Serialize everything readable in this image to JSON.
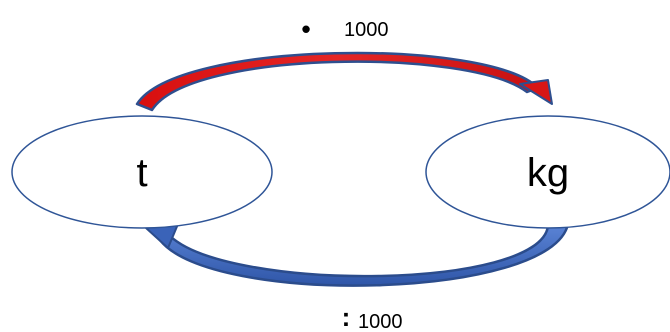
{
  "units": {
    "left": "t",
    "right": "kg"
  },
  "top_operation": {
    "symbol": "•",
    "value": "1000"
  },
  "bottom_operation": {
    "symbol": ":",
    "value": "1000"
  },
  "colors": {
    "ellipse_stroke": "#2F5597",
    "top_arrow_fill": "#E01B1B",
    "top_arrow_outline": "#2E4F8F",
    "bottom_arrow_fill": "#3A63B8",
    "bottom_arrow_outline": "#2B4C8C"
  }
}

### WRITTEN TASK
Omitting all images, retype each line of the records precisely.

### THE COMPLETED TASK
Serialize everything readable in this image to JSON.
{
  "units": {
    "left": "t",
    "right": "kg"
  },
  "top_operation": {
    "symbol": "•",
    "value": "1000"
  },
  "bottom_operation": {
    "symbol": ":",
    "value": "1000"
  },
  "colors": {
    "ellipse_stroke": "#2F5597",
    "top_arrow_fill": "#E01B1B",
    "top_arrow_outline": "#2E4F8F",
    "bottom_arrow_fill": "#3A63B8",
    "bottom_arrow_outline": "#2B4C8C"
  }
}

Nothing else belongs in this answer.